# Work required
Pick out all lines of the entries that include the word "його" and copy them.

* Begin *

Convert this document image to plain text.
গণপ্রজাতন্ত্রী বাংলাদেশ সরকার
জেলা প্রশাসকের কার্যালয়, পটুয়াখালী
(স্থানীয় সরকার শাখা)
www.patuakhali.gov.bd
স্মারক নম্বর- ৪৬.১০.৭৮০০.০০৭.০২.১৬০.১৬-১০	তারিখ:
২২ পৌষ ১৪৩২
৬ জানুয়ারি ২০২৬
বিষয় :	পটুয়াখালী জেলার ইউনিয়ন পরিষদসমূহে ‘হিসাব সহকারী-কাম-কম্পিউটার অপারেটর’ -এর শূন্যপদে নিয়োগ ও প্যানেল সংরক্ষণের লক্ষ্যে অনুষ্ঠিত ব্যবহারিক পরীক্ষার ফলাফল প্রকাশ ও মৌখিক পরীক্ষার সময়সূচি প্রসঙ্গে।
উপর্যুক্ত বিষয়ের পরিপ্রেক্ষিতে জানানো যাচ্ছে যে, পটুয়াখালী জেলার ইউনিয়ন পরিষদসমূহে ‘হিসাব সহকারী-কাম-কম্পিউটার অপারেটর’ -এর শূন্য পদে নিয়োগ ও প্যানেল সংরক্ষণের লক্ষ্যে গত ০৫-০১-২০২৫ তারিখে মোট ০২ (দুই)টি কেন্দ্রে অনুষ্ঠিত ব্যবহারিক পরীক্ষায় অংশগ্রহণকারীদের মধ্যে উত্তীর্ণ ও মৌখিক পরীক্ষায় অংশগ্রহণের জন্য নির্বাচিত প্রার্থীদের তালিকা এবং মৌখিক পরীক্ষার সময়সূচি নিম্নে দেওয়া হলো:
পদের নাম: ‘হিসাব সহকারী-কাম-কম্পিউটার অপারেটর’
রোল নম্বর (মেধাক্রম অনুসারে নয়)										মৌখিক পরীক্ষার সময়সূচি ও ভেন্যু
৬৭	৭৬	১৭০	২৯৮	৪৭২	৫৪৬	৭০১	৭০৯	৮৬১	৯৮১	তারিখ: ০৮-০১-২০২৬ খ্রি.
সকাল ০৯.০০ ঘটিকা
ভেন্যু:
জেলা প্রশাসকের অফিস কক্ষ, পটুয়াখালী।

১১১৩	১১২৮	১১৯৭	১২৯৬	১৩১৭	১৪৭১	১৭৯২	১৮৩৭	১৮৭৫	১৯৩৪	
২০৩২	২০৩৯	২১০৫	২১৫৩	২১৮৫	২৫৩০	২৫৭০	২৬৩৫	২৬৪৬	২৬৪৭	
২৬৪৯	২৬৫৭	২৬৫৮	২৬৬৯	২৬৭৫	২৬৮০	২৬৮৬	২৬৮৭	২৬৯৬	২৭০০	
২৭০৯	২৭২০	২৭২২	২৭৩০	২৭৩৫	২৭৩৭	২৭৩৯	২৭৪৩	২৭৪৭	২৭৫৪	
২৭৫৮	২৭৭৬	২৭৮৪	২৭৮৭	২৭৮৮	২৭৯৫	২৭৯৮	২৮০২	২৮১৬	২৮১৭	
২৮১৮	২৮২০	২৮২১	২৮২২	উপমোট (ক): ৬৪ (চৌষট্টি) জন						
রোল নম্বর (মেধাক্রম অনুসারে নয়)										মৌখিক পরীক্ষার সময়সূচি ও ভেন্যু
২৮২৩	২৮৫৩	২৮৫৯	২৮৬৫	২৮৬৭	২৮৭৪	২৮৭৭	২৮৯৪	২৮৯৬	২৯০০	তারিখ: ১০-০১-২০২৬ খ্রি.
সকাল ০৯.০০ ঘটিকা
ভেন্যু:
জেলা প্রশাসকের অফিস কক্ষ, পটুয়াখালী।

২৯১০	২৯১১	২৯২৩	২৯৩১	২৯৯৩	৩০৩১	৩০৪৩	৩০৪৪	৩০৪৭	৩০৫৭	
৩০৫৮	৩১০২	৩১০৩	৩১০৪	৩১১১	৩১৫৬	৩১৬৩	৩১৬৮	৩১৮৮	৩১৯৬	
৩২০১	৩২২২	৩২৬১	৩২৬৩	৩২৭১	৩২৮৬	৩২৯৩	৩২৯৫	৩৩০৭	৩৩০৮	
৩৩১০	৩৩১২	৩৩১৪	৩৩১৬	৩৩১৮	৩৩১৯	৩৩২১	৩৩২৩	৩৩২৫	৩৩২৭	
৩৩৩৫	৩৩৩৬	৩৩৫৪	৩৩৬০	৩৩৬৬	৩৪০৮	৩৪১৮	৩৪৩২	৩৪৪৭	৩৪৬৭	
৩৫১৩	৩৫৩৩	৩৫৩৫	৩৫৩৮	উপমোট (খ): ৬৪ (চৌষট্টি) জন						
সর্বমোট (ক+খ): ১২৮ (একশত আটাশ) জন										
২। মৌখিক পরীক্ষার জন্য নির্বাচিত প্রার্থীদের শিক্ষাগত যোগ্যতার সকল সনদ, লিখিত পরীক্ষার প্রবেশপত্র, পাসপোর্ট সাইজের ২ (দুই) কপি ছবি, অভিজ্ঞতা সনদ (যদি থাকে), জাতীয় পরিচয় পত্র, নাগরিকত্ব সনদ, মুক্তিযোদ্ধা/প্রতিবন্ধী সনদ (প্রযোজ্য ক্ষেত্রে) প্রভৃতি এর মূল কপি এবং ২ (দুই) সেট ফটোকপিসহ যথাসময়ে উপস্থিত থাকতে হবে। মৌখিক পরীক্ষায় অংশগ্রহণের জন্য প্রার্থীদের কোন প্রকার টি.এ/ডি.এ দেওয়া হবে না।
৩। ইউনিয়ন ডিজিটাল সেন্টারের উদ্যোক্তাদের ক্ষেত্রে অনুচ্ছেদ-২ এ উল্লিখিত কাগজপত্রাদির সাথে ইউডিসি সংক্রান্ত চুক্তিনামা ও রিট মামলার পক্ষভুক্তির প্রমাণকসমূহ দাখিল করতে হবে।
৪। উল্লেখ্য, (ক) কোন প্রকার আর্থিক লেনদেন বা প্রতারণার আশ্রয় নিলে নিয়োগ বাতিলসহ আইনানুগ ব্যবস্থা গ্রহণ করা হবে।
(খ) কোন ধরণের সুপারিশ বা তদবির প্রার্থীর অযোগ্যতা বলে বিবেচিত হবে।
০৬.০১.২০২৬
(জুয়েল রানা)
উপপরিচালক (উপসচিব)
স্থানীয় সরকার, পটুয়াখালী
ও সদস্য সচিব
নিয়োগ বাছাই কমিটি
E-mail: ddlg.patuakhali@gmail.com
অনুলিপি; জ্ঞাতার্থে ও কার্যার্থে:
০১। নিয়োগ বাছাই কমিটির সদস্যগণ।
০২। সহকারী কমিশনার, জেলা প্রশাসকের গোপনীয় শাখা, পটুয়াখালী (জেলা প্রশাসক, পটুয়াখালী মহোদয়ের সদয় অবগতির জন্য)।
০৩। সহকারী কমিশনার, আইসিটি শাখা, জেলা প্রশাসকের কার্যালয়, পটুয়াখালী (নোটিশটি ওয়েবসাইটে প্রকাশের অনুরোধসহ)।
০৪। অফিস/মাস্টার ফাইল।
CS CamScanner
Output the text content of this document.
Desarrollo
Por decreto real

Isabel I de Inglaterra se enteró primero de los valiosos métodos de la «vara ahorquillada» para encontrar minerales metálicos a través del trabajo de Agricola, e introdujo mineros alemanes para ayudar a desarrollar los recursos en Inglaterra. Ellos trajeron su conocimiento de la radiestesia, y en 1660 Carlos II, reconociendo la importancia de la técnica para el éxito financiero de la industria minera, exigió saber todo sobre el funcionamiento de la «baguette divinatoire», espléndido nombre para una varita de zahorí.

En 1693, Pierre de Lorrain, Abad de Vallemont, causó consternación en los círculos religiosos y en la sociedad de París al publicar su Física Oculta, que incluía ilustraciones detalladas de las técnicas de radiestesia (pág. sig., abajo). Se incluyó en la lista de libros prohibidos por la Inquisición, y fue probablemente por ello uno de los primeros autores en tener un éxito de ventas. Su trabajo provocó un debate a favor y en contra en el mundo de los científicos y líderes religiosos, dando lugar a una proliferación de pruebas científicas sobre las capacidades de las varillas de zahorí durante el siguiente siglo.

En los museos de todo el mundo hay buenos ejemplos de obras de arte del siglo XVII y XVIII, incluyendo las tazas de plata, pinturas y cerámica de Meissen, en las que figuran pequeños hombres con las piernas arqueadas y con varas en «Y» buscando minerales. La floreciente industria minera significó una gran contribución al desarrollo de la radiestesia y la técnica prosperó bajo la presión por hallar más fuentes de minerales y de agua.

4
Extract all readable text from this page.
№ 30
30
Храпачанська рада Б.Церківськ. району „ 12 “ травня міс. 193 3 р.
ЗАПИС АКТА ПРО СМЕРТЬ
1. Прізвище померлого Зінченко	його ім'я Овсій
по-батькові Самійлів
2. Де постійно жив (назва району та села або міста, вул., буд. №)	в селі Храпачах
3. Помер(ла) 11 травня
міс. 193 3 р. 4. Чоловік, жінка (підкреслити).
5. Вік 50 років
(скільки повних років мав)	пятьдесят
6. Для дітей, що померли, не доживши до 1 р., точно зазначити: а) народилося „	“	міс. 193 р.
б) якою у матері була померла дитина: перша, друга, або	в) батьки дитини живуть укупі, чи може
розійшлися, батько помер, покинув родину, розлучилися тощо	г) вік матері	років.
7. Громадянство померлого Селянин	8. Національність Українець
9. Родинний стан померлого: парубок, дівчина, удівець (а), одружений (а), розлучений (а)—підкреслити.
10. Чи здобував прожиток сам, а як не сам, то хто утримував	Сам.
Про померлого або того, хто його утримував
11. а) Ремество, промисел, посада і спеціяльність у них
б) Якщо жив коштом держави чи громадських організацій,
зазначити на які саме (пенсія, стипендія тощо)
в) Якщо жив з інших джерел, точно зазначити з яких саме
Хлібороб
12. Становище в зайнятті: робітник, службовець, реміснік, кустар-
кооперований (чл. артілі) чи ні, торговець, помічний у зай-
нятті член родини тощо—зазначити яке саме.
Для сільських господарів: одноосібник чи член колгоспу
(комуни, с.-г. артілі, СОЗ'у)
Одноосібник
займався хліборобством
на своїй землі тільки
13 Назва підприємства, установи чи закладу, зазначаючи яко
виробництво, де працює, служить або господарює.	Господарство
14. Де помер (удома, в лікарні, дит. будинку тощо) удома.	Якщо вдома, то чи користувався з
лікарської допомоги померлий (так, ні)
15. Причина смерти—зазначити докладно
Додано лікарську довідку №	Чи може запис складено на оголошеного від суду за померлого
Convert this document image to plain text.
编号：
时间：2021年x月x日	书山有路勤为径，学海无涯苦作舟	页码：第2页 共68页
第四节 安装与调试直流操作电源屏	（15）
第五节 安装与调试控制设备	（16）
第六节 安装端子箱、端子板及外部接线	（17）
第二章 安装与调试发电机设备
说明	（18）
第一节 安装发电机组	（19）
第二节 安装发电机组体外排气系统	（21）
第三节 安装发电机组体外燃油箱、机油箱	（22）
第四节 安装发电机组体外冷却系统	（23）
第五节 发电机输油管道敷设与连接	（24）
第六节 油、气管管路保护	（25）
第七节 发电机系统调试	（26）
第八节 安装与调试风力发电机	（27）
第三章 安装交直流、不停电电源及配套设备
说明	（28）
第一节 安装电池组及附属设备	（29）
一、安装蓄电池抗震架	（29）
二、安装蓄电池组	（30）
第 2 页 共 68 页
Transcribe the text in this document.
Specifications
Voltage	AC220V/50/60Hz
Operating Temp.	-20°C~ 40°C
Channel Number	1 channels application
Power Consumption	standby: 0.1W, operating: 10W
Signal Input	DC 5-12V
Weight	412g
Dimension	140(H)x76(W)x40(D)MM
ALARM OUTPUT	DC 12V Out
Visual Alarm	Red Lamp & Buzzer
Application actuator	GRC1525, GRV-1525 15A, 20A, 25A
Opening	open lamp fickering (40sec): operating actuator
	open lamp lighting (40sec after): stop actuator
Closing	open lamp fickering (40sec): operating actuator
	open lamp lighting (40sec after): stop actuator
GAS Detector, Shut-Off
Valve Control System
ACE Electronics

* End *

# Exercise answer
1. Прізвище померлого Зінченко	його ім'я Овсій
Про померлого або того, хто його утримував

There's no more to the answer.